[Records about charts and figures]

**********

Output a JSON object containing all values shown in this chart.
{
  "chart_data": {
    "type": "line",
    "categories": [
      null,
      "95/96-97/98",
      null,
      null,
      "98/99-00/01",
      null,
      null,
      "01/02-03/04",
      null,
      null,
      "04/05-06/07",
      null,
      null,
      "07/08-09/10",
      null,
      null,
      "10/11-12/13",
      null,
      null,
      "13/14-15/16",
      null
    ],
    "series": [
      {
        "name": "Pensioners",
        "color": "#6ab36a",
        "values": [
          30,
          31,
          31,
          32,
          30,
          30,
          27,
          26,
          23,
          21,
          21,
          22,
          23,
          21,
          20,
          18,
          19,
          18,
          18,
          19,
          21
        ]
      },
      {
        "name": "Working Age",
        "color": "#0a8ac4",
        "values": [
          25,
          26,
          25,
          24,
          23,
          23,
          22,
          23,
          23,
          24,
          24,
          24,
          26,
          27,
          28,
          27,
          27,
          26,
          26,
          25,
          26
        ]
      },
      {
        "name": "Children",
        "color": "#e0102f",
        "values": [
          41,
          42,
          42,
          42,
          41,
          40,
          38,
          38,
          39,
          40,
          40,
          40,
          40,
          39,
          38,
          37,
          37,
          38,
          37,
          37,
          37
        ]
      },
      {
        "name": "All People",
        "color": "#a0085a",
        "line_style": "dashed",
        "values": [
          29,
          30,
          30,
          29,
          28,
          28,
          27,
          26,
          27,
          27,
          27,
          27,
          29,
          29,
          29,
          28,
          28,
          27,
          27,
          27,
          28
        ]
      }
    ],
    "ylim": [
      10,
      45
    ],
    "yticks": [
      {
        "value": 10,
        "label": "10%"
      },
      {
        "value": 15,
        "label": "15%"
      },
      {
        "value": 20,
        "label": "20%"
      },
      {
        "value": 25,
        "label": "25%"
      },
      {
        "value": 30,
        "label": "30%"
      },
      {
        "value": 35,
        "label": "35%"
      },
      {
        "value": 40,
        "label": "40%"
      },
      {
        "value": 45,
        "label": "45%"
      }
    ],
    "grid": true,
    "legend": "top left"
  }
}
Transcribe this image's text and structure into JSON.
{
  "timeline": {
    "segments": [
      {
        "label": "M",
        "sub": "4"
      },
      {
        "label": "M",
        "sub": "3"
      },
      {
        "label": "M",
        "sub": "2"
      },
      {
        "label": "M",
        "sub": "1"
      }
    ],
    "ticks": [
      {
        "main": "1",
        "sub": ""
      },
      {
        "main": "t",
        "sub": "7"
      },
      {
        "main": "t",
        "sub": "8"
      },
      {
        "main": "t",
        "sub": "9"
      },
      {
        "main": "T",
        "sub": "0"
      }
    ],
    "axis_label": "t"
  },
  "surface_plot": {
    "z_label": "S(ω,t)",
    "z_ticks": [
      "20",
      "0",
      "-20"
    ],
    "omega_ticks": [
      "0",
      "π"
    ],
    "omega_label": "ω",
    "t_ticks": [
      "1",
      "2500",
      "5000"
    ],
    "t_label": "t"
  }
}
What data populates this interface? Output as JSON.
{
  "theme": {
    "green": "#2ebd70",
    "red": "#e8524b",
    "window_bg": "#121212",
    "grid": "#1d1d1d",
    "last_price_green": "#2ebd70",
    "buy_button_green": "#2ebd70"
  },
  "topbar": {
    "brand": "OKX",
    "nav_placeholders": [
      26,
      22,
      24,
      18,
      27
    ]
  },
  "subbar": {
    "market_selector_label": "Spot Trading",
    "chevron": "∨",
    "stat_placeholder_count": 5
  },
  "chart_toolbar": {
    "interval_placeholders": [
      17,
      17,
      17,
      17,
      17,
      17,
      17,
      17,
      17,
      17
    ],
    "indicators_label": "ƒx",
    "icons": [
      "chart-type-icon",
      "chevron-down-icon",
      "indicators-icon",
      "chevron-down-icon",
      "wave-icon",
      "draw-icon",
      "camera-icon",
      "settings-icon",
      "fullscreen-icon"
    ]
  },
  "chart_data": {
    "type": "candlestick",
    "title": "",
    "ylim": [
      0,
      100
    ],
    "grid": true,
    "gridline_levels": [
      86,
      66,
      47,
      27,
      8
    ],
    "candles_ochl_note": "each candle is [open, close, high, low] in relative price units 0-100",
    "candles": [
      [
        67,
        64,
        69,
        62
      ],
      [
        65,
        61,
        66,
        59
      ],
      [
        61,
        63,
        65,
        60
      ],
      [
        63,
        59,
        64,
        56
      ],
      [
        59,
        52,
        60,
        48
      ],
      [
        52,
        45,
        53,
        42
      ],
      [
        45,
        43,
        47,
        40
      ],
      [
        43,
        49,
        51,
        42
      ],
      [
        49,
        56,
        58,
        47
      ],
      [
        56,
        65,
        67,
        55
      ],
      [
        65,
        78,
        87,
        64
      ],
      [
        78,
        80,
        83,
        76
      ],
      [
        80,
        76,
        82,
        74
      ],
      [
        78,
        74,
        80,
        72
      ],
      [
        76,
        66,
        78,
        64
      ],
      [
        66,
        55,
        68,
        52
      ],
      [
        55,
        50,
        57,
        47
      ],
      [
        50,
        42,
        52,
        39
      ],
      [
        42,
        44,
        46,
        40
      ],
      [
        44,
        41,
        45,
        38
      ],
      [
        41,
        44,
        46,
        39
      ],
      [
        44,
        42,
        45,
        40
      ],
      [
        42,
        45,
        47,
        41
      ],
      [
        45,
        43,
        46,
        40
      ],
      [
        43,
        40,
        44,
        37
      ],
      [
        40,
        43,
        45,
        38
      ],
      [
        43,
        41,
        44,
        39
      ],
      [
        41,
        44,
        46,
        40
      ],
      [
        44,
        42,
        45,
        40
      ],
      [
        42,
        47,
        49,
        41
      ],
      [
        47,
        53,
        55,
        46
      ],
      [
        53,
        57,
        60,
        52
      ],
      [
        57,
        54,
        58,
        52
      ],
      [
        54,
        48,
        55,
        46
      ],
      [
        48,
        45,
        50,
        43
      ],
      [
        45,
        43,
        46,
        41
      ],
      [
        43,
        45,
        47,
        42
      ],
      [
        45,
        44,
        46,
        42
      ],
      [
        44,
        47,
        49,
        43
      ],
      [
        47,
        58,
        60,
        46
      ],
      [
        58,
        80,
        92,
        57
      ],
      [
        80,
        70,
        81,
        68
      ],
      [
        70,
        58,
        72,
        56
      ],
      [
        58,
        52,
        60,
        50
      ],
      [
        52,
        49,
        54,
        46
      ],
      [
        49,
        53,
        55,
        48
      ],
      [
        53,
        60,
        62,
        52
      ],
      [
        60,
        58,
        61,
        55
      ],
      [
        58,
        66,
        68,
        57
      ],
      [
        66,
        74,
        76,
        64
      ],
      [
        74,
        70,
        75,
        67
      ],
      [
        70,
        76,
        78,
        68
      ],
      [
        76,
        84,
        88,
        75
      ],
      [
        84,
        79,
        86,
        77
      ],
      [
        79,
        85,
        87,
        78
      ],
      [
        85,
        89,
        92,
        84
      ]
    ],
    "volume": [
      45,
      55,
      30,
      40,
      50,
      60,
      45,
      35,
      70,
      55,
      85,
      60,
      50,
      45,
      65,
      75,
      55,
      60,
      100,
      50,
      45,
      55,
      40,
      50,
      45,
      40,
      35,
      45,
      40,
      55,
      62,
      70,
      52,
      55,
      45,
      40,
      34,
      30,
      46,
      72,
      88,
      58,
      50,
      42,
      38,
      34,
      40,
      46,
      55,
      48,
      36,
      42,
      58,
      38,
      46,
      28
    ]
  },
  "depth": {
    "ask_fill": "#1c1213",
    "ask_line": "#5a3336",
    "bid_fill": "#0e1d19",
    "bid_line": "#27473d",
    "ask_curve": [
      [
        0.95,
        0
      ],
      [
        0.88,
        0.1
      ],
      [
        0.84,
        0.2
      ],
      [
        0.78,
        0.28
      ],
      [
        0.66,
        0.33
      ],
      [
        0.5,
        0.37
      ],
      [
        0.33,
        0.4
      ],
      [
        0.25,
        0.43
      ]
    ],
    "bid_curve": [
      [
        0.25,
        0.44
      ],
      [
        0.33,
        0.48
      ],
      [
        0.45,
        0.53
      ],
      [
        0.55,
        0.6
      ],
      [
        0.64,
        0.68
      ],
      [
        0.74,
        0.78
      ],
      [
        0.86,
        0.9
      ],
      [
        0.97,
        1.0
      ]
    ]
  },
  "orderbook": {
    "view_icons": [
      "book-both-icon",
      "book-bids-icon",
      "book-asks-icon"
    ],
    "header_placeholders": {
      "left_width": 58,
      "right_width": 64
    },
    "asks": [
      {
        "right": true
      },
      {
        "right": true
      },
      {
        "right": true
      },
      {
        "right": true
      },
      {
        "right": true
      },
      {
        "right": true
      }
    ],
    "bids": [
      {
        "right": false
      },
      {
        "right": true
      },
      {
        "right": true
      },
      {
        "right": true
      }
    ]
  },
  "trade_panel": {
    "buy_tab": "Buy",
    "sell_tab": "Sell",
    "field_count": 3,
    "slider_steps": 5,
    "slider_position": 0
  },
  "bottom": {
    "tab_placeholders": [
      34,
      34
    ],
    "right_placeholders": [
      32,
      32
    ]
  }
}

**********

◆ Stated goal:
Your answer should be one number: the count of lines in the data above that include the word "JSON".

◆ Full output:
3